(Dataset listings of figures)
####################

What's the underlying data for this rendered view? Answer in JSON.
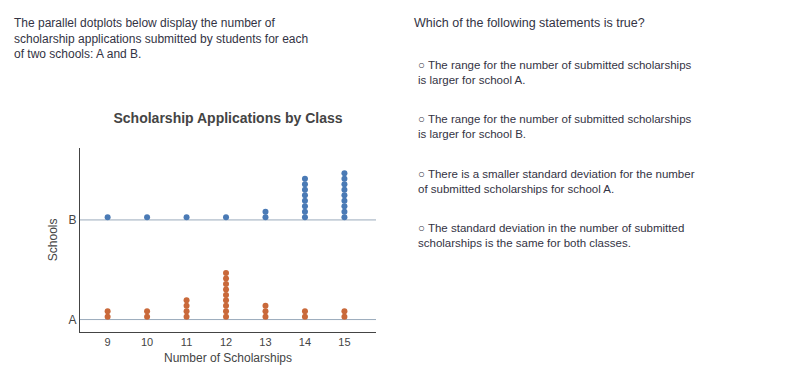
{
  "chart_data": {
    "type": "dot",
    "title": "Scholarship Applications by Class",
    "xlabel": "Number of Scholarships",
    "ylabel": "Schools",
    "x": [
      9,
      10,
      11,
      12,
      13,
      14,
      15
    ],
    "series": [
      {
        "name": "A",
        "color": "#c9693a",
        "values": [
          2,
          2,
          4,
          9,
          3,
          2,
          2
        ]
      },
      {
        "name": "B",
        "color": "#4a7ab5",
        "values": [
          1,
          1,
          1,
          1,
          2,
          8,
          9
        ]
      }
    ],
    "xlim": [
      8.3,
      15.8
    ],
    "xticks": [
      9,
      10,
      11,
      12,
      13,
      14,
      15
    ],
    "grid": false,
    "annotations": [
      [
        "The parallel dotplots below display the number of",
        "scholarship applications submitted by students for each",
        "of two schools: A and B."
      ],
      [
        "Which of the following statements is true?"
      ],
      [
        "○ The range for the number of submitted scholarships",
        "is larger for school A."
      ],
      [
        "○ The range for the number of submitted scholarships",
        "is larger for school B."
      ],
      [
        "○ There is a smaller standard deviation for the number",
        "of submitted scholarships for school A."
      ],
      [
        "○ The standard deviation in the number of submitted",
        "scholarships is the same for both classes."
      ]
    ]
  }
}
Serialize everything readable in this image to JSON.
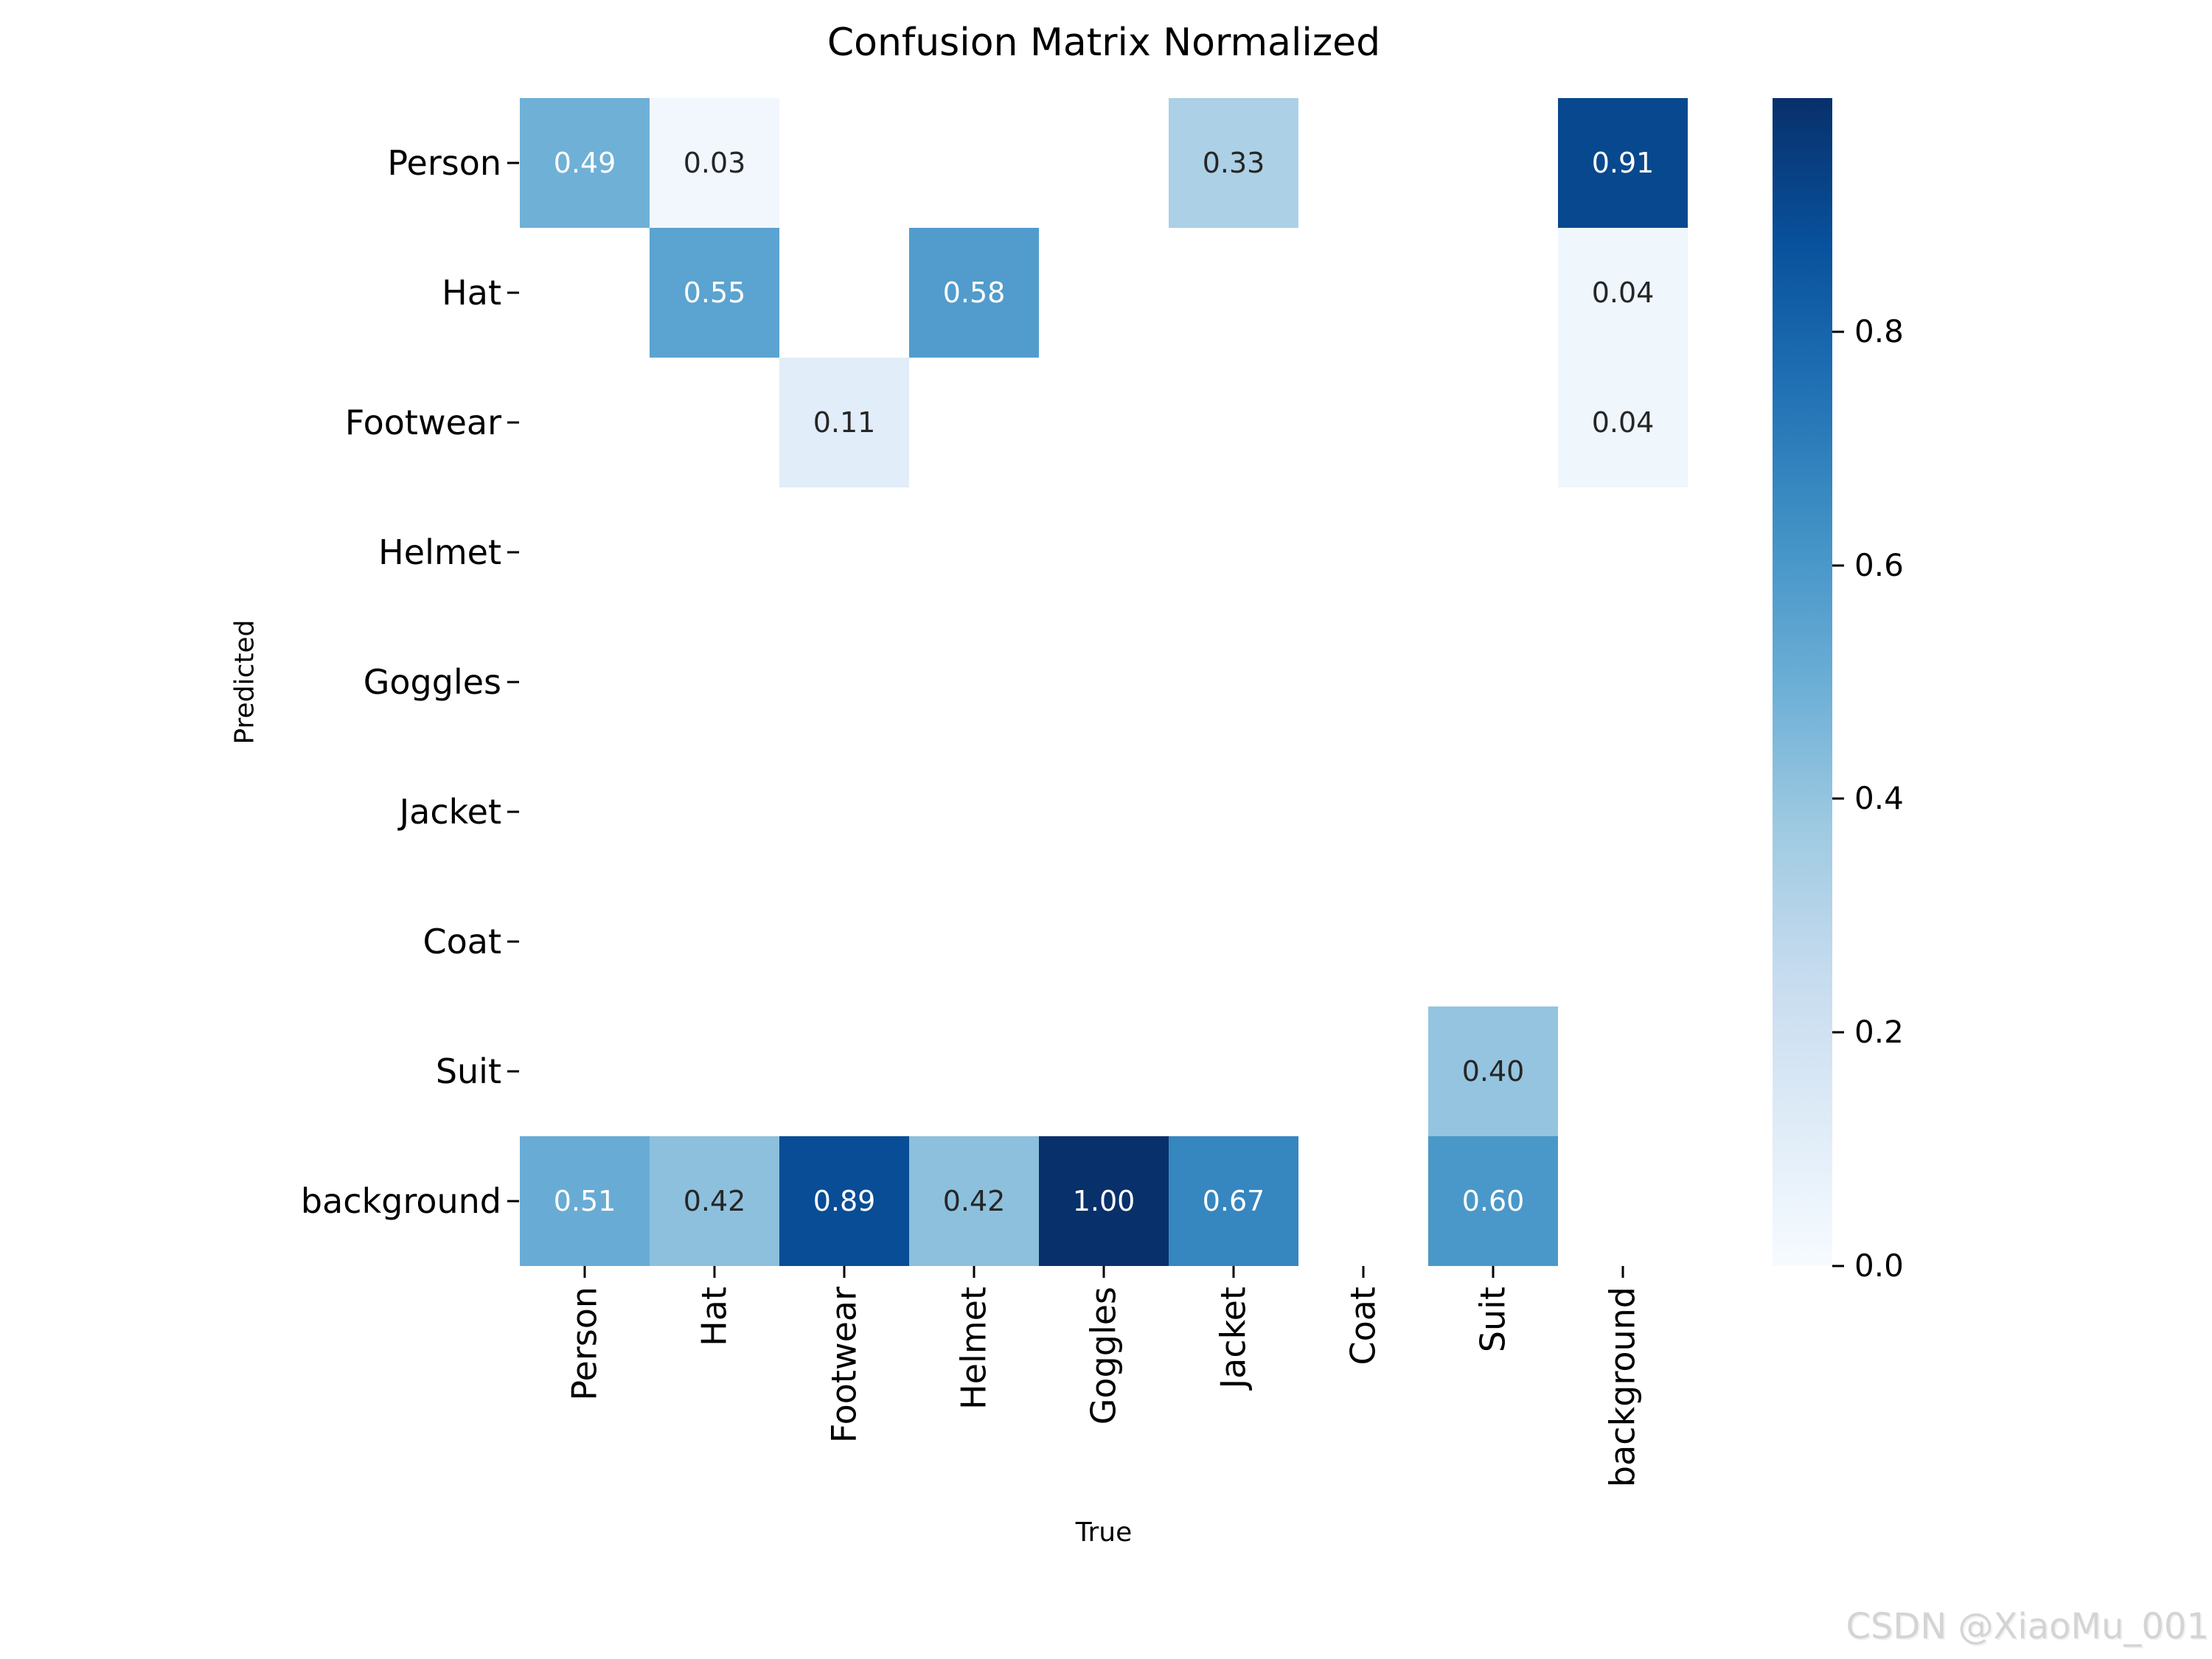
{
  "watermark": "CSDN @XiaoMu_001",
  "chart_data": {
    "type": "heatmap",
    "title": "Confusion Matrix Normalized",
    "xlabel": "True",
    "ylabel": "Predicted",
    "x_categories": [
      "Person",
      "Hat",
      "Footwear",
      "Helmet",
      "Goggles",
      "Jacket",
      "Coat",
      "Suit",
      "background"
    ],
    "y_categories": [
      "Person",
      "Hat",
      "Footwear",
      "Helmet",
      "Goggles",
      "Jacket",
      "Coat",
      "Suit",
      "background"
    ],
    "matrix": [
      [
        0.49,
        0.03,
        null,
        null,
        null,
        0.33,
        null,
        null,
        0.91
      ],
      [
        null,
        0.55,
        null,
        0.58,
        null,
        null,
        null,
        null,
        0.04
      ],
      [
        null,
        null,
        0.11,
        null,
        null,
        null,
        null,
        null,
        0.04
      ],
      [
        null,
        null,
        null,
        null,
        null,
        null,
        null,
        null,
        null
      ],
      [
        null,
        null,
        null,
        null,
        null,
        null,
        null,
        null,
        null
      ],
      [
        null,
        null,
        null,
        null,
        null,
        null,
        null,
        null,
        null
      ],
      [
        null,
        null,
        null,
        null,
        null,
        null,
        null,
        null,
        null
      ],
      [
        null,
        null,
        null,
        null,
        null,
        null,
        null,
        0.4,
        null
      ],
      [
        0.51,
        0.42,
        0.89,
        0.42,
        1.0,
        0.67,
        null,
        0.6,
        null
      ]
    ],
    "annotation_decimals": 2,
    "vmin": 0.0,
    "vmax": 1.0,
    "colormap": "Blues",
    "colormap_stops": [
      "#f7fbff",
      "#deebf7",
      "#c6dbef",
      "#9ecae1",
      "#6baed6",
      "#4292c6",
      "#2171b5",
      "#08519c",
      "#08306b"
    ],
    "empty_cell_color": "#ffffff",
    "annotation_dark_color": "#262626",
    "annotation_light_color": "#ffffff",
    "colorbar_ticks": [
      0.0,
      0.2,
      0.4,
      0.6,
      0.8
    ],
    "colorbar_position": "right",
    "grid": false,
    "legend": false
  }
}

####################

What you will do:
Every record above should be written out again without change, except that the pictures are left out.

Exercise answer:
What's the underlying data for this rendered view? Answer in JSON.
{
  "chart_data": {
    "type": "dot",
    "title": "Scholarship Applications by Class",
    "xlabel": "Number of Scholarships",
    "ylabel": "Schools",
    "x": [
      9,
      10,
      11,
      12,
      13,
      14,
      15
    ],
    "series": [
      {
        "name": "A",
        "color": "#c9693a",
        "values": [
          2,
          2,
          4,
          9,
          3,
          2,
          2
        ]
      },
      {
        "name": "B",
        "color": "#4a7ab5",
        "values": [
          1,
          1,
          1,
          1,
          2,
          8,
          9
        ]
      }
    ],
    "xlim": [
      8.3,
      15.8
    ],
    "xticks": [
      9,
      10,
      11,
      12,
      13,
      14,
      15
    ],
    "grid": false,
    "annotations": [
      [
        "The parallel dotplots below display the number of",
        "scholarship applications submitted by students for each",
        "of two schools: A and B."
      ],
      [
        "Which of the following statements is true?"
      ],
      [
        "○ The range for the number of submitted scholarships",
        "is larger for school A."
      ],
      [
        "○ The range for the number of submitted scholarships",
        "is larger for school B."
      ],
      [
        "○ There is a smaller standard deviation for the number",
        "of submitted scholarships for school A."
      ],
      [
        "○ The standard deviation in the number of submitted",
        "scholarships is the same for both classes."
      ]
    ]
  }
}
Serialize everything readable in this image to JSON.
{
  "watermark": "CSDN @XiaoMu_001",
  "chart_data": {
    "type": "heatmap",
    "title": "Confusion Matrix Normalized",
    "xlabel": "True",
    "ylabel": "Predicted",
    "x_categories": [
      "Person",
      "Hat",
      "Footwear",
      "Helmet",
      "Goggles",
      "Jacket",
      "Coat",
      "Suit",
      "background"
    ],
    "y_categories": [
      "Person",
      "Hat",
      "Footwear",
      "Helmet",
      "Goggles",
      "Jacket",
      "Coat",
      "Suit",
      "background"
    ],
    "matrix": [
      [
        0.49,
        0.03,
        null,
        null,
        null,
        0.33,
        null,
        null,
        0.91
      ],
      [
        null,
        0.55,
        null,
        0.58,
        null,
        null,
        null,
        null,
        0.04
      ],
      [
        null,
        null,
        0.11,
        null,
        null,
        null,
        null,
        null,
        0.04
      ],
      [
        null,
        null,
        null,
        null,
        null,
        null,
        null,
        null,
        null
      ],
      [
        null,
        null,
        null,
        null,
        null,
        null,
        null,
        null,
        null
      ],
      [
        null,
        null,
        null,
        null,
        null,
        null,
        null,
        null,
        null
      ],
      [
        null,
        null,
        null,
        null,
        null,
        null,
        null,
        null,
        null
      ],
      [
        null,
        null,
        null,
        null,
        null,
        null,
        null,
        0.4,
        null
      ],
      [
        0.51,
        0.42,
        0.89,
        0.42,
        1.0,
        0.67,
        null,
        0.6,
        null
      ]
    ],
    "annotation_decimals": 2,
    "vmin": 0.0,
    "vmax": 1.0,
    "colormap": "Blues",
    "colormap_stops": [
      "#f7fbff",
      "#deebf7",
      "#c6dbef",
      "#9ecae1",
      "#6baed6",
      "#4292c6",
      "#2171b5",
      "#08519c",
      "#08306b"
    ],
    "empty_cell_color": "#ffffff",
    "annotation_dark_color": "#262626",
    "annotation_light_color": "#ffffff",
    "colorbar_ticks": [
      0.0,
      0.2,
      0.4,
      0.6,
      0.8
    ],
    "colorbar_position": "right",
    "grid": false,
    "legend": false
  }
}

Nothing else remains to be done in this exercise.